WHAT IS EXPECTED :: Copy out every line in which the string "Agustus" occurs.

Records excerpted from a collection
↓

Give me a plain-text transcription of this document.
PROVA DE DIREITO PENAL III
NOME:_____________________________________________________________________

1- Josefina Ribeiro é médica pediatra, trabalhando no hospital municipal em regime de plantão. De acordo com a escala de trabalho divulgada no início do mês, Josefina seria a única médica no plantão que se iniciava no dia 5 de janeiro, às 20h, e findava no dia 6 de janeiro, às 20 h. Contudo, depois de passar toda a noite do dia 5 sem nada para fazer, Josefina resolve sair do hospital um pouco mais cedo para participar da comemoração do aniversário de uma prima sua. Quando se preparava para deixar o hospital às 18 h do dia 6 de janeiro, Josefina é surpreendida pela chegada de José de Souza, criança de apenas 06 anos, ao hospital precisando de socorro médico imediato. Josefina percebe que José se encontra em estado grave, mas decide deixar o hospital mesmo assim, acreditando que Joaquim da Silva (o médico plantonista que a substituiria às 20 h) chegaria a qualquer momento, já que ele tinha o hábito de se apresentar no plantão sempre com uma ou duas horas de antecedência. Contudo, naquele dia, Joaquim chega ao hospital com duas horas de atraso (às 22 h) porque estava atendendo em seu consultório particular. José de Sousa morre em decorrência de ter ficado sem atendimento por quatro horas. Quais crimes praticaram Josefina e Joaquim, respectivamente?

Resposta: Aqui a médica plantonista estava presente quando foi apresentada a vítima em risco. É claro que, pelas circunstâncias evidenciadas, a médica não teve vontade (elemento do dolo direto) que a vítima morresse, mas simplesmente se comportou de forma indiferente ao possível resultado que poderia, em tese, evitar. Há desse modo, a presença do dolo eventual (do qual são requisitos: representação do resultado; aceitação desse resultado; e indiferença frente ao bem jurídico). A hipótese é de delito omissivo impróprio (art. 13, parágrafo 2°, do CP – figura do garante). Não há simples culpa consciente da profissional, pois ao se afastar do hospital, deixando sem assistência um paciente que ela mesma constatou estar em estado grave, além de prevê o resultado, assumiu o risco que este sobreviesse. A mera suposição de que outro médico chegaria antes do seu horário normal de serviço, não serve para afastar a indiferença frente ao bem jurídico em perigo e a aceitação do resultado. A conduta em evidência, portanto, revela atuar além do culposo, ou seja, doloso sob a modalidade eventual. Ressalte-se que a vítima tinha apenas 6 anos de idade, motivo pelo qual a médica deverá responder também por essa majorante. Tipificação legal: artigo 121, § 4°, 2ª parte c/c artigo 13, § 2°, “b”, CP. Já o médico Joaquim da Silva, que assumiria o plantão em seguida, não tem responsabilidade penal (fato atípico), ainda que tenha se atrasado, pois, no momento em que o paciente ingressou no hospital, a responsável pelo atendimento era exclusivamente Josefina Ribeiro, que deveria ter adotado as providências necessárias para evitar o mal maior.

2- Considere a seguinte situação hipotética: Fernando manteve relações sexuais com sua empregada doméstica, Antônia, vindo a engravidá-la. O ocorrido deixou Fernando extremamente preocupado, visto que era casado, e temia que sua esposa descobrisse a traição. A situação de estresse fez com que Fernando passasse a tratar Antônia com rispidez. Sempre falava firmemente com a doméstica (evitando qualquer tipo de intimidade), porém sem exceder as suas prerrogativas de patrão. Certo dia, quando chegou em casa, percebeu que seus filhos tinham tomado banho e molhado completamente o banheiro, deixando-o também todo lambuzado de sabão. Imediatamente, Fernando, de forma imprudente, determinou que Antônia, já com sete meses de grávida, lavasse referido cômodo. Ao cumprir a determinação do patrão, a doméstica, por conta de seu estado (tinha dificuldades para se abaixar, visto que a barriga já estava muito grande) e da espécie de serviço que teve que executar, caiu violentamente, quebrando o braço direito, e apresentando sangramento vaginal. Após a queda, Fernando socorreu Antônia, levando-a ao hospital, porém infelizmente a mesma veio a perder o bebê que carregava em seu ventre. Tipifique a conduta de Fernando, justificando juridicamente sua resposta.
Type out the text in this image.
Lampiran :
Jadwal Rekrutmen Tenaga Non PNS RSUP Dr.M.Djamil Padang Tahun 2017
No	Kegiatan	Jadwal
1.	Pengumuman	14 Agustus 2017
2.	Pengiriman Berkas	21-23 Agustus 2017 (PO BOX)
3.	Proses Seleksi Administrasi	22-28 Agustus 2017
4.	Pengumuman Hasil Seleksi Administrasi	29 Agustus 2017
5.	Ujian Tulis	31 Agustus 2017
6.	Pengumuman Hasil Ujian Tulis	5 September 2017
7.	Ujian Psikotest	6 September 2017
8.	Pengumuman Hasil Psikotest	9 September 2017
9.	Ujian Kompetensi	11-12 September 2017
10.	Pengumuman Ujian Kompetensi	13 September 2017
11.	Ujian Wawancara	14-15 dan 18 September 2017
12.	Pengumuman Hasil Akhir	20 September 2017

↑

CORRECT RESPONSE ::
1.	Pengumuman	14 Agustus 2017
2.	Pengiriman Berkas	21-23 Agustus 2017 (PO BOX)
3.	Proses Seleksi Administrasi	22-28 Agustus 2017
4.	Pengumuman Hasil Seleksi Administrasi	29 Agustus 2017
5.	Ujian Tulis	31 Agustus 2017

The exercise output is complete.